*Listed records*:
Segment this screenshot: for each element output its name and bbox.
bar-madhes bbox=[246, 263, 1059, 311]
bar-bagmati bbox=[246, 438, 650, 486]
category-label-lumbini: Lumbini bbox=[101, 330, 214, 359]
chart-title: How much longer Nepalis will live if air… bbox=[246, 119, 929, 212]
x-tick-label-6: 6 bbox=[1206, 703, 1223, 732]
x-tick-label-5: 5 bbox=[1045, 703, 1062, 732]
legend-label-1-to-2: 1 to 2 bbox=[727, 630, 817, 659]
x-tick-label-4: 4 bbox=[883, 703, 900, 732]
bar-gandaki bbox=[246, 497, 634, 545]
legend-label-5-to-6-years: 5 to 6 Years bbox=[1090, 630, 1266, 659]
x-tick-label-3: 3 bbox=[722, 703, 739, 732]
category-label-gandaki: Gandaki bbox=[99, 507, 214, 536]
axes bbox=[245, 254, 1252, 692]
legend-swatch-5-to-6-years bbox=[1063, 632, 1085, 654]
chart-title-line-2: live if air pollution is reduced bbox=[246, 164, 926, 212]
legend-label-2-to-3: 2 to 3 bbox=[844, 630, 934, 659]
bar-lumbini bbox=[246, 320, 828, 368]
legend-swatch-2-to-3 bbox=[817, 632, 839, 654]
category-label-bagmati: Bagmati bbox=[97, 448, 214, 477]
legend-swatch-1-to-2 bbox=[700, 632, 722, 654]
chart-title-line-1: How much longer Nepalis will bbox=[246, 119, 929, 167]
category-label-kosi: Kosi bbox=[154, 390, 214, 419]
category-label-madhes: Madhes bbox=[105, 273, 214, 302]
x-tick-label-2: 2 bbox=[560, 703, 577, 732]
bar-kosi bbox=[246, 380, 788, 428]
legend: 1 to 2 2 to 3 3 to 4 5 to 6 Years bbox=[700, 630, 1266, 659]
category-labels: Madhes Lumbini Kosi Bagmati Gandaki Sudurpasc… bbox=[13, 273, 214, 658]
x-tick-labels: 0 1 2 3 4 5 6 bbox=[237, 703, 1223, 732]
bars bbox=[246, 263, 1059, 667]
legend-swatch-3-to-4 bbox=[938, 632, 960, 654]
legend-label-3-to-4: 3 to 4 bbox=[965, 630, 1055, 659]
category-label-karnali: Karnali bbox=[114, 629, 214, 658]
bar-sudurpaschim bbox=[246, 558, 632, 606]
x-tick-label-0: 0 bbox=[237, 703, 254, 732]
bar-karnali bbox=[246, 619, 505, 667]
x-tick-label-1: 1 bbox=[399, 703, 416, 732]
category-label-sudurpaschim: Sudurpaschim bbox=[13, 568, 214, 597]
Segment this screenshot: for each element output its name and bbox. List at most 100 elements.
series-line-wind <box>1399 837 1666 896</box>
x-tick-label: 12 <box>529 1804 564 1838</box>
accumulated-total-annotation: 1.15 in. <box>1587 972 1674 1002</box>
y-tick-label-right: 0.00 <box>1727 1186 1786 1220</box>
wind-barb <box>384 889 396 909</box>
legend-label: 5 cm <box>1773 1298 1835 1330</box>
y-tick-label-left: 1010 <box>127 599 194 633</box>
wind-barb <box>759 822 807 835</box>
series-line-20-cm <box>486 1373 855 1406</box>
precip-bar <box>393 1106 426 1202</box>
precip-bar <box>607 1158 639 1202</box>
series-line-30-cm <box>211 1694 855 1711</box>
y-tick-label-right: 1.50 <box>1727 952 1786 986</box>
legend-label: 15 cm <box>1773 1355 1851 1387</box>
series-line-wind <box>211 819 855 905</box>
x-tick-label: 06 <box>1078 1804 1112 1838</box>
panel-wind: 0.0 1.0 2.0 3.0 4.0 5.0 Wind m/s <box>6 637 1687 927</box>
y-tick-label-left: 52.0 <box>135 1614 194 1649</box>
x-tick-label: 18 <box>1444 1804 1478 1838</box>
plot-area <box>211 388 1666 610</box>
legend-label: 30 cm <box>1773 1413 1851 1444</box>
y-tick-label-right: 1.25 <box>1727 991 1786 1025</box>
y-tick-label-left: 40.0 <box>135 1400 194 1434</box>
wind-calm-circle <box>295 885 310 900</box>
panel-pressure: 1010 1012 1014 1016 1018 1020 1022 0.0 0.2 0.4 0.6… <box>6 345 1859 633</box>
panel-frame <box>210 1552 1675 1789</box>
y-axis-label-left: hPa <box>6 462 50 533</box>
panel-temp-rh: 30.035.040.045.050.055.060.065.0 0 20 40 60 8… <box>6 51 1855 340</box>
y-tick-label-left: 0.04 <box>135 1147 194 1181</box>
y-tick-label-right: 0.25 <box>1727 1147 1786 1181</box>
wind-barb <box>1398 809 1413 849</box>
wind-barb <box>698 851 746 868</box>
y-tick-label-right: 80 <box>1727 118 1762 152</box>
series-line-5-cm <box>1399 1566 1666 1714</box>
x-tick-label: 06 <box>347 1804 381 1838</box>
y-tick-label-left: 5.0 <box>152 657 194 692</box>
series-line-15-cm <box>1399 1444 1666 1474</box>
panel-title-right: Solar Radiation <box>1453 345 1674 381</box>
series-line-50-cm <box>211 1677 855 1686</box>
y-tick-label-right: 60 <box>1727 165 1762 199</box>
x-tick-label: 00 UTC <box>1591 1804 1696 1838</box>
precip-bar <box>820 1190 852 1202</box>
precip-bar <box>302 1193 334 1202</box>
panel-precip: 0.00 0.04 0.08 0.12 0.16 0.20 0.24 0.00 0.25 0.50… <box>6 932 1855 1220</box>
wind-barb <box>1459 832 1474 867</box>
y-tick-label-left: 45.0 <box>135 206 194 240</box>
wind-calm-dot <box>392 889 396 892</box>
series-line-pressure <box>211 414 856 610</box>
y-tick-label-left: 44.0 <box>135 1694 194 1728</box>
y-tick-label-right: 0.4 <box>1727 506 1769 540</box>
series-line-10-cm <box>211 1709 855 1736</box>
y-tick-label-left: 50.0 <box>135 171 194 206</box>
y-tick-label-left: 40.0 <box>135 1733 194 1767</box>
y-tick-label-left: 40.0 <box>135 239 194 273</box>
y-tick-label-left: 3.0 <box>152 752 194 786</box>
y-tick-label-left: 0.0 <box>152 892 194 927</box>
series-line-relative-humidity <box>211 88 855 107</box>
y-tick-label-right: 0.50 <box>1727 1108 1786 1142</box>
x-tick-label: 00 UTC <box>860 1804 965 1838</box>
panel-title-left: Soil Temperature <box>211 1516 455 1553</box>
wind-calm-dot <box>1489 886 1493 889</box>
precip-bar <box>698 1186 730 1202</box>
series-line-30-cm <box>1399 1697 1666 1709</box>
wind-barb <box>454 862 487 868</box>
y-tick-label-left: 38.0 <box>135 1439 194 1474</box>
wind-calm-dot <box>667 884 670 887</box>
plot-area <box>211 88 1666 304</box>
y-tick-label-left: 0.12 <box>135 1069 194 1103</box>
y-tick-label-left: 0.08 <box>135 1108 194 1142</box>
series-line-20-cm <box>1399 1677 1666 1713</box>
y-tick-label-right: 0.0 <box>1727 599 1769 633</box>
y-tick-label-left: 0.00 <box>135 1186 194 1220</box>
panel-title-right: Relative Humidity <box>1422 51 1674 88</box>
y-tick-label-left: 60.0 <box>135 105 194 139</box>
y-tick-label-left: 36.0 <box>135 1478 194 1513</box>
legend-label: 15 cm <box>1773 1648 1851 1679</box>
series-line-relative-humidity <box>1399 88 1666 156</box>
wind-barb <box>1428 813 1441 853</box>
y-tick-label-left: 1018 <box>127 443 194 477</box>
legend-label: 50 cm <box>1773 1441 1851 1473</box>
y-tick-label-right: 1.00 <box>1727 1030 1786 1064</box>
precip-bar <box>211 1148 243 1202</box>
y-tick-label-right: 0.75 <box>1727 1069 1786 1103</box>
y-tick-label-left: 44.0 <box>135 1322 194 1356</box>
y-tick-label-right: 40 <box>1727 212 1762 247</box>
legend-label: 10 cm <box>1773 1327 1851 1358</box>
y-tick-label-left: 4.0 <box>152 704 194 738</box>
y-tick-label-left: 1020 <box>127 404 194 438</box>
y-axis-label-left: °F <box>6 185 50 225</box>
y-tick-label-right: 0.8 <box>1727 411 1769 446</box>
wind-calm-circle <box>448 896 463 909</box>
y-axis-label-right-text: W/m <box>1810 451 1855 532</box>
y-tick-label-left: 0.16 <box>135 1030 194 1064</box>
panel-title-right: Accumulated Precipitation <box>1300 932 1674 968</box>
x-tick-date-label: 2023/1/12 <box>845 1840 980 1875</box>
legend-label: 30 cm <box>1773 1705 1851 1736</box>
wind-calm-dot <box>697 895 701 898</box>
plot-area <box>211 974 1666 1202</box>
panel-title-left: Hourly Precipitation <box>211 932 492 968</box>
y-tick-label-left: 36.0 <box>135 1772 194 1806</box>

*Exercise details*: Copy everything from the start of the material down to the line containing "legend-label-1-to-2: 1 to", with both ends included.

*Output below*:
Segment this screenshot: for each element output its name and bbox.
bar-madhes bbox=[246, 263, 1059, 311]
bar-bagmati bbox=[246, 438, 650, 486]
category-label-lumbini: Lumbini bbox=[101, 330, 214, 359]
chart-title: How much longer Nepalis will live if air… bbox=[246, 119, 929, 212]
x-tick-label-6: 6 bbox=[1206, 703, 1223, 732]
x-tick-label-5: 5 bbox=[1045, 703, 1062, 732]
legend-label-1-to-2: 1 to 2 bbox=[727, 630, 817, 659]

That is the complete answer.